WHAT TO WORK ON:
Wherever "JSON" appears in a line, copy that line.
— begin —
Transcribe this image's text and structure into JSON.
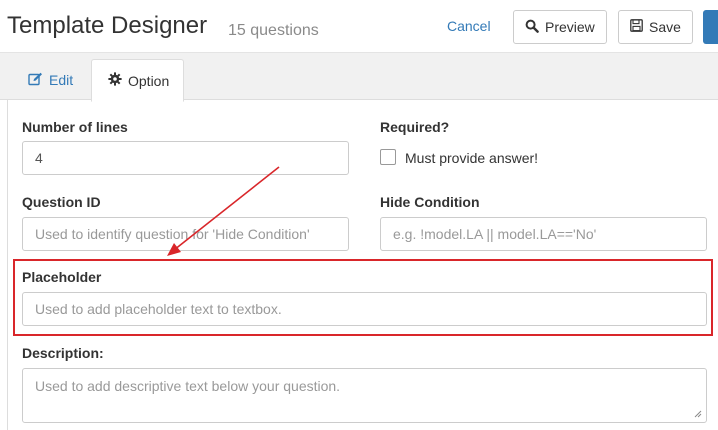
{
  "header": {
    "title": "Template Designer",
    "subtitle": "15 questions",
    "cancel_label": "Cancel",
    "preview_label": "Preview",
    "save_label": "Save"
  },
  "tabs": [
    {
      "label": "Edit",
      "icon": "edit-icon",
      "active": false
    },
    {
      "label": "Option",
      "icon": "gear-icon",
      "active": true
    }
  ],
  "form": {
    "lines": {
      "label": "Number of lines",
      "value": "4"
    },
    "required": {
      "label": "Required?",
      "checkbox_label": "Must provide answer!",
      "checked": false
    },
    "question_id": {
      "label": "Question ID",
      "placeholder": "Used to identify question for 'Hide Condition'"
    },
    "hide_condition": {
      "label": "Hide Condition",
      "placeholder": "e.g. !model.LA || model.LA=='No'"
    },
    "placeholder": {
      "label": "Placeholder",
      "placeholder": "Used to add placeholder text to textbox."
    },
    "description": {
      "label": "Description:",
      "placeholder": "Used to add descriptive text below your question."
    }
  },
  "colors": {
    "accent": "#337ab7",
    "annotation": "#d9262a"
  }
}
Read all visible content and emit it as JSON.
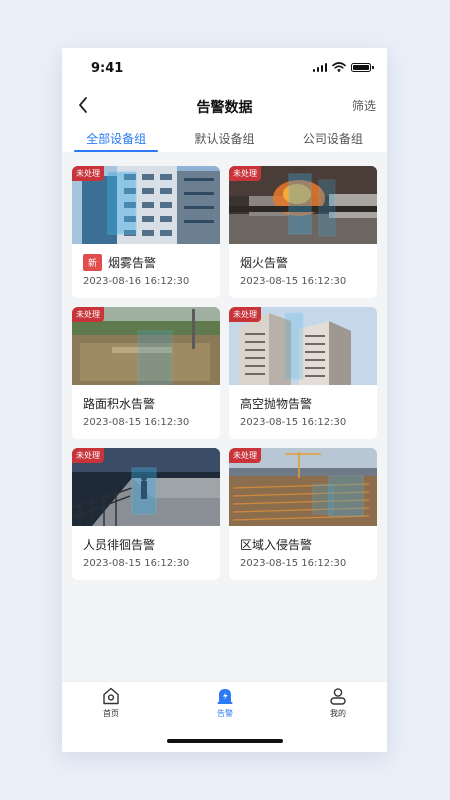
{
  "status_bar": {
    "time": "9:41"
  },
  "nav": {
    "title": "告警数据",
    "action": "筛选"
  },
  "tabs": [
    {
      "label": "全部设备组",
      "active": true
    },
    {
      "label": "默认设备组",
      "active": false
    },
    {
      "label": "公司设备组",
      "active": false
    }
  ],
  "cards": [
    {
      "status": "未处理",
      "new_badge": "新",
      "title": "烟雾告警",
      "time": "2023-08-16 16:12:30"
    },
    {
      "status": "未处理",
      "title": "烟火告警",
      "time": "2023-08-15 16:12:30"
    },
    {
      "status": "未处理",
      "title": "路面积水告警",
      "time": "2023-08-15 16:12:30"
    },
    {
      "status": "未处理",
      "title": "高空抛物告警",
      "time": "2023-08-15 16:12:30"
    },
    {
      "status": "未处理",
      "title": "人员徘徊告警",
      "time": "2023-08-15 16:12:30"
    },
    {
      "status": "未处理",
      "title": "区域入侵告警",
      "time": "2023-08-15 16:12:30"
    }
  ],
  "tab_bar": [
    {
      "label": "首页",
      "icon": "home-icon",
      "active": false
    },
    {
      "label": "告警",
      "icon": "alarm-icon",
      "active": true
    },
    {
      "label": "我的",
      "icon": "user-icon",
      "active": false
    }
  ],
  "colors": {
    "accent": "#2a7bf5",
    "alert_red": "#c9343a",
    "new_red": "#e14d4d",
    "page_bg": "#f3f4f6"
  }
}
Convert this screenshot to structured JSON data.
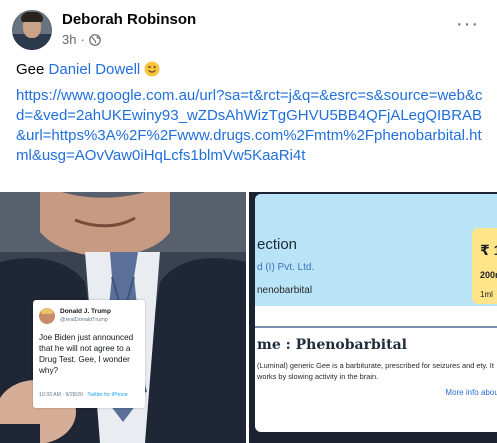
{
  "post": {
    "author": "Deborah Robinson",
    "time": "3h",
    "dot": "·",
    "more": "···",
    "text_prefix": "Gee",
    "mention": "Daniel Dowell",
    "url": "https://www.google.com.au/url?sa=t&rct=j&q=&esrc=s&source=web&cd=&ved=2ahUKEwiny93_wZDsAhWizTgGHVU5BB4QFjALegQIBRAB&url=https%3A%2F%2Fwww.drugs.com%2Fmtm%2Fphenobarbital.html&usg=AOvVaw0iHqLcfs1blmVw5KaaRi4t"
  },
  "icons": {
    "globe": "globe-icon",
    "emoji": "winking-face-icon",
    "more": "more-options-icon"
  },
  "tweet": {
    "name": "Donald J. Trump",
    "handle": "@realDonaldTrump",
    "body": "Joe Biden just announced that he will not agree to a Drug Test. Gee, I wonder why?",
    "time": "10:33 AM · 9/28/20 ·",
    "source": "Twitter for iPhone"
  },
  "webpage": {
    "title": "ection",
    "company": "d (I) Pvt. Ltd.",
    "generic": "nenobarbital",
    "price_symbol": "₹ 1",
    "dose": "200m",
    "volume": "1ml",
    "name_heading": "me : Phenobarbital",
    "description": "(Luminal) generic Gee is a barbiturate, prescribed for seizures and ety. It works by slowing activity in the brain.",
    "more_link": "More info about"
  },
  "colors": {
    "link": "#216fdb",
    "meta_gray": "#65676b",
    "web_header": "#b9e3f6",
    "price_box": "#ffe58a"
  }
}
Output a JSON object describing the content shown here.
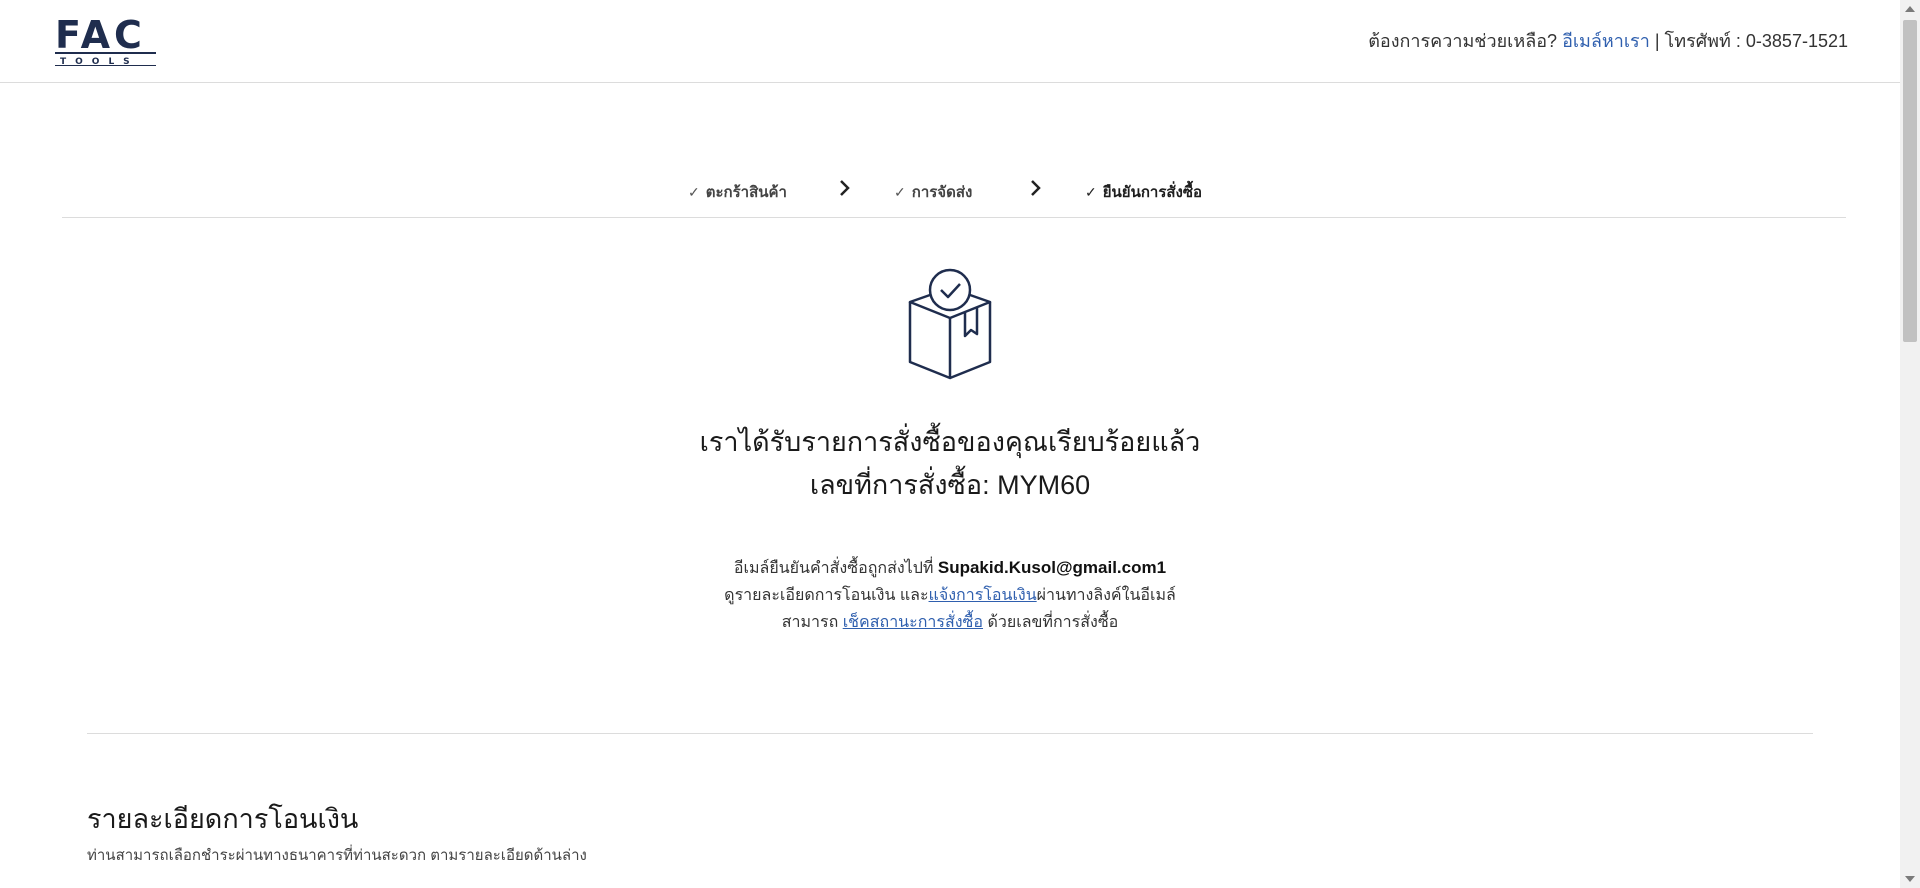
{
  "header": {
    "logo_text": "FAC TOOLS",
    "help_text": "ต้องการความช่วยเหลือ?",
    "email_link": "อีเมล์หาเรา",
    "separator": "|",
    "phone": "โทรศัพท์ : 0-3857-1521"
  },
  "steps": [
    {
      "label": "ตะกร้าสินค้า",
      "done": true
    },
    {
      "label": "การจัดส่ง",
      "done": true
    },
    {
      "label": "ยืนยันการสั่งซื้อ",
      "done": true,
      "active": true
    }
  ],
  "confirmation": {
    "title": "เราได้รับรายการสั่งซื้อของคุณเรียบร้อยแล้ว",
    "order_number_label": "เลขที่การสั่งซื้อ:",
    "order_number": "MYM60",
    "email_sent_text": "อีเมล์ยืนยันคำสั่งซื้อถูกส่งไปที่",
    "email": "Supakid.Kusol@gmail.com1",
    "transfer_prefix": "ดูรายละเอียดการโอนเงิน และ",
    "transfer_link": "แจ้งการโอนเงิน",
    "transfer_suffix": "ผ่านทางลิงค์ในอีเมล์",
    "status_prefix": "สามารถ",
    "status_link": "เช็คสถานะการสั่งซื้อ",
    "status_suffix": "ด้วยเลขที่การสั่งซื้อ"
  },
  "payment_section": {
    "title": "รายละเอียดการโอนเงิน",
    "subtitle": "ท่านสามารถเลือกชำระผ่านทางธนาคารที่ท่านสะดวก ตามรายละเอียดด้านล่าง"
  },
  "colors": {
    "navy": "#1f2d4e",
    "link": "#2f5fae"
  }
}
— end —
RESULT FOR THIS EXERCISE:
Transcribe this image's text and structure into JSON.
Read all visible content and emit it as JSON.
Convert this screenshot to structured JSON data.
Output a JSON object describing the content shown here.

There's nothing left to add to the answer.